EXERCISE AIM:
Take every line from the listing below that contains "JSON".

____ MATERIAL

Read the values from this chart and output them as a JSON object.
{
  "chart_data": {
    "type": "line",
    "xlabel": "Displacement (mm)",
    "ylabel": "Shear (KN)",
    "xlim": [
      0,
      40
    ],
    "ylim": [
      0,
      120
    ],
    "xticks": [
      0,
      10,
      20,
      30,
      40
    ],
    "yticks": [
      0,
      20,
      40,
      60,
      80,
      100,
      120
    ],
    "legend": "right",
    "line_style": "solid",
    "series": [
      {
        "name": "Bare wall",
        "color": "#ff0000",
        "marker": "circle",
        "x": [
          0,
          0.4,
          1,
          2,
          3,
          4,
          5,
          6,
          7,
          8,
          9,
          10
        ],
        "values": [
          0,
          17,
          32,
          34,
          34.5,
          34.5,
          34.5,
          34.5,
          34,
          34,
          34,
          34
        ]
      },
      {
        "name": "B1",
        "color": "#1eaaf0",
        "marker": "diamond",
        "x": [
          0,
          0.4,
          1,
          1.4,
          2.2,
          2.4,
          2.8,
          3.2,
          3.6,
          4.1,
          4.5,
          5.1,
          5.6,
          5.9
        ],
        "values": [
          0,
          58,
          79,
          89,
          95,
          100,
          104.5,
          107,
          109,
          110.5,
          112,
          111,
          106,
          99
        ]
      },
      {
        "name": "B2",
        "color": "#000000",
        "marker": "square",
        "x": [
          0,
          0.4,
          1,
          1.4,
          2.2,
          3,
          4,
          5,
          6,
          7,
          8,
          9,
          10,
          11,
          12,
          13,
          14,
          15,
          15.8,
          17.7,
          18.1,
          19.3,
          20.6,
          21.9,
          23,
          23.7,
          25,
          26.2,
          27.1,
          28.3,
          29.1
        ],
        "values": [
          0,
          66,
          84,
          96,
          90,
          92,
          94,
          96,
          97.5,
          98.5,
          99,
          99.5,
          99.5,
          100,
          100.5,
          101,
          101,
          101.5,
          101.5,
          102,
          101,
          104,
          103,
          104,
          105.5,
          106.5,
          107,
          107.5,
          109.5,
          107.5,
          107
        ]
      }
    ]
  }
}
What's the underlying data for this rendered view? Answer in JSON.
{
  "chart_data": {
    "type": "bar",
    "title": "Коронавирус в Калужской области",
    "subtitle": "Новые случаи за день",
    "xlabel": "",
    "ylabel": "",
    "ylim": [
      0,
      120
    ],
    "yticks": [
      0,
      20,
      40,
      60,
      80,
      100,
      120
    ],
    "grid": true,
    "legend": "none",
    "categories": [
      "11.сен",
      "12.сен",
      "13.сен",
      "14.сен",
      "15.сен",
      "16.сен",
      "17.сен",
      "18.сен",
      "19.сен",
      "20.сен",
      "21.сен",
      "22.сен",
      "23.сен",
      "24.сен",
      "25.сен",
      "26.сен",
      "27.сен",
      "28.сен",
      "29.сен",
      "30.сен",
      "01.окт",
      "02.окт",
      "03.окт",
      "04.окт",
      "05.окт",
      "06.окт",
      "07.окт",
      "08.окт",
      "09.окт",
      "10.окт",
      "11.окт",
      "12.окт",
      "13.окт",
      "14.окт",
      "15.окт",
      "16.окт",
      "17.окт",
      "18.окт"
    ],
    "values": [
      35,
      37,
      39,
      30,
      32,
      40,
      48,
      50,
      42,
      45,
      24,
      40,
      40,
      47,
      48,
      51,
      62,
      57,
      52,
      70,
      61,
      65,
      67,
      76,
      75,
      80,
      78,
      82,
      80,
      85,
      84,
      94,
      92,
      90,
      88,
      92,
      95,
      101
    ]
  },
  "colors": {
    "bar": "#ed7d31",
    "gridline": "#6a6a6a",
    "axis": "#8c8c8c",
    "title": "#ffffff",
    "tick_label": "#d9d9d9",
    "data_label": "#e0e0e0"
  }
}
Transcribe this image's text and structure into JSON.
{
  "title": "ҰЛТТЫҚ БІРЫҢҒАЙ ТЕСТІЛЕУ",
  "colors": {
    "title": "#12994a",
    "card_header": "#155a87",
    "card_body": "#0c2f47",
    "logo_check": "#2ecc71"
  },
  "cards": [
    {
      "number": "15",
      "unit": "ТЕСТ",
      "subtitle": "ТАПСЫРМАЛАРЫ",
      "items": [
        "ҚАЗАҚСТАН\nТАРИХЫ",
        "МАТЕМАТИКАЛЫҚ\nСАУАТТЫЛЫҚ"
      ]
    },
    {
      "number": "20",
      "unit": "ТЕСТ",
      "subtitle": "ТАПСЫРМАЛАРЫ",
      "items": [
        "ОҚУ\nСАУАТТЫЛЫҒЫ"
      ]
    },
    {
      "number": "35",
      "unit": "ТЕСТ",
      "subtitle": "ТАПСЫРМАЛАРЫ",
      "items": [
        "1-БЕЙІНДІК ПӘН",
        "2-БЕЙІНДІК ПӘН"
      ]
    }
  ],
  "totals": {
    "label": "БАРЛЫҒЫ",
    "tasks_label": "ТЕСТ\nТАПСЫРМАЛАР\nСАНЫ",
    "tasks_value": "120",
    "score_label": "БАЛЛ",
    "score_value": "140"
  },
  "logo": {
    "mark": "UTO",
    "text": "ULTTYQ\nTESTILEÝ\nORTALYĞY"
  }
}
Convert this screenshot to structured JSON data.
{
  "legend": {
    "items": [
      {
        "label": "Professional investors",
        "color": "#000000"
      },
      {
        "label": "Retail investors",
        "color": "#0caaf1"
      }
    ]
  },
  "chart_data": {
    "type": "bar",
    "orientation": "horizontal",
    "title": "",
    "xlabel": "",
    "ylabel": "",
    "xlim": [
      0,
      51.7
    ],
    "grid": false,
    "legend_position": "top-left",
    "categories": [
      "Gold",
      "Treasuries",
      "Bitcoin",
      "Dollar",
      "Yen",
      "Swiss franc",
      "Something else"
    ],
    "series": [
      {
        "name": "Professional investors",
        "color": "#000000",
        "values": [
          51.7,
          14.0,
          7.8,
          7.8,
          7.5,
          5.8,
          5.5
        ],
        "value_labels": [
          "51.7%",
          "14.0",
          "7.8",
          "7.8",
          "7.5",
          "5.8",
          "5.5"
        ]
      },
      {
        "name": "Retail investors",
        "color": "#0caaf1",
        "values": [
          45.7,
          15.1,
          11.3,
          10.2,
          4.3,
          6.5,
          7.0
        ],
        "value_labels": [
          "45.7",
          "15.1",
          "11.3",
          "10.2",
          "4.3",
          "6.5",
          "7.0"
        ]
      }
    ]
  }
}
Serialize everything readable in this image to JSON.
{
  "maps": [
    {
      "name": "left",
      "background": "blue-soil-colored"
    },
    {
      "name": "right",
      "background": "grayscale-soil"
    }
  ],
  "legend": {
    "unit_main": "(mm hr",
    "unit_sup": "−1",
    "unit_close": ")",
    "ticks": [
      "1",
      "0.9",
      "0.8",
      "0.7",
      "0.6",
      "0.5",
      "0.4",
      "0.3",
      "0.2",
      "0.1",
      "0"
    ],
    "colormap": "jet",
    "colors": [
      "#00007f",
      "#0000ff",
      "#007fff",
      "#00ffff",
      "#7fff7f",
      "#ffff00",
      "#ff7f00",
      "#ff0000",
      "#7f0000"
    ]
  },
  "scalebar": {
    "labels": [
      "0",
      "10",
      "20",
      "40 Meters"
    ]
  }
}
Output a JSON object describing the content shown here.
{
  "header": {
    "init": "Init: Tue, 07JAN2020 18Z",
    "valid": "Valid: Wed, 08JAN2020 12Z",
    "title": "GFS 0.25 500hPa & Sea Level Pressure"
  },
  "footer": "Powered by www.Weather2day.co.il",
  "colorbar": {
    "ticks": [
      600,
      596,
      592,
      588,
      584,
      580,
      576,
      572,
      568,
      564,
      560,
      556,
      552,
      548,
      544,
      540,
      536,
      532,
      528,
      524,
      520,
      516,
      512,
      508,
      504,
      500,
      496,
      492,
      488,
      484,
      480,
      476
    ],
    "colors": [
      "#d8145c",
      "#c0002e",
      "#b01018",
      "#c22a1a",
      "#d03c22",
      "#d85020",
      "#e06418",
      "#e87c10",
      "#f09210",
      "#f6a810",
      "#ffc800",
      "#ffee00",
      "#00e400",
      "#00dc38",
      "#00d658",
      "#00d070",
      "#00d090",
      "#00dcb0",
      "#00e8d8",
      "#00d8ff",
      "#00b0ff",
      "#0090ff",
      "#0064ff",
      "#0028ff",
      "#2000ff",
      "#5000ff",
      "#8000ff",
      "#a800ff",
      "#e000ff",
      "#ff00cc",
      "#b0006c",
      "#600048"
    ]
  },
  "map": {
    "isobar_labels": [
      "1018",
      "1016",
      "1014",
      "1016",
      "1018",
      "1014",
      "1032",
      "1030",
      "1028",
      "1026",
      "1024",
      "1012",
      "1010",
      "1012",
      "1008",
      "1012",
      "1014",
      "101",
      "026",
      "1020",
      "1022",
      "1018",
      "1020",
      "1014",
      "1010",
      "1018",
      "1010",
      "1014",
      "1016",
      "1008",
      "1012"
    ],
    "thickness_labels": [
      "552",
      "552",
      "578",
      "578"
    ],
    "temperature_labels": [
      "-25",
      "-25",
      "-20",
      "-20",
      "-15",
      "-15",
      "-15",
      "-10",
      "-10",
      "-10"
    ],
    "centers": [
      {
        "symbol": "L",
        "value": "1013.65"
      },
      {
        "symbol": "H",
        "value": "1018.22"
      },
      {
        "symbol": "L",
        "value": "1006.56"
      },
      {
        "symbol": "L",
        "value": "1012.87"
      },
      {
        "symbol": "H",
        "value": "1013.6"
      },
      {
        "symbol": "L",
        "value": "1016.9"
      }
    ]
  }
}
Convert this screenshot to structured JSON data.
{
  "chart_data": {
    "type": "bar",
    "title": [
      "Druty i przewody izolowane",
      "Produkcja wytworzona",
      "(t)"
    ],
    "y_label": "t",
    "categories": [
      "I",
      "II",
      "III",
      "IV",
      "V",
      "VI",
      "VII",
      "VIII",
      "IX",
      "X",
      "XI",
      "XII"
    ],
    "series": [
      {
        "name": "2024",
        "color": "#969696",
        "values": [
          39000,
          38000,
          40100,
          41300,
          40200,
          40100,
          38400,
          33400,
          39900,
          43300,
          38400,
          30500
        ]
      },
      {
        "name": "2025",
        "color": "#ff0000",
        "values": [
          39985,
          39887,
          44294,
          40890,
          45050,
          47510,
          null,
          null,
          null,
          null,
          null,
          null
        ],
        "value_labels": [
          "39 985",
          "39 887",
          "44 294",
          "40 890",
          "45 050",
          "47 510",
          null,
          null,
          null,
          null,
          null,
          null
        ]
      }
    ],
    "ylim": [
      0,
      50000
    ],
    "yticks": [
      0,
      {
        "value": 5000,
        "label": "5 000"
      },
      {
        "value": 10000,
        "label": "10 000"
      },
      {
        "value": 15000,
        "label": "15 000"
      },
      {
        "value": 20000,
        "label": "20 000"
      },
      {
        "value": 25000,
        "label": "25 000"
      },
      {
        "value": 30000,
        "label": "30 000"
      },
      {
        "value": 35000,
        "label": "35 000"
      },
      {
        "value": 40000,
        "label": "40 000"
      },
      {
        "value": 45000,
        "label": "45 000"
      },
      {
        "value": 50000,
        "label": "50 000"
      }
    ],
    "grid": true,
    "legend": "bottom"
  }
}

________

TASK SOLUTION:
Read the values from this chart and output them as a JSON object.
What's the underlying data for this rendered view? Answer in JSON.
Transcribe this image's text and structure into JSON.
Convert this screenshot to structured JSON data.
Serialize everything readable in this image to JSON.
Output a JSON object describing the content shown here.
Convert this screenshot to structured JSON data.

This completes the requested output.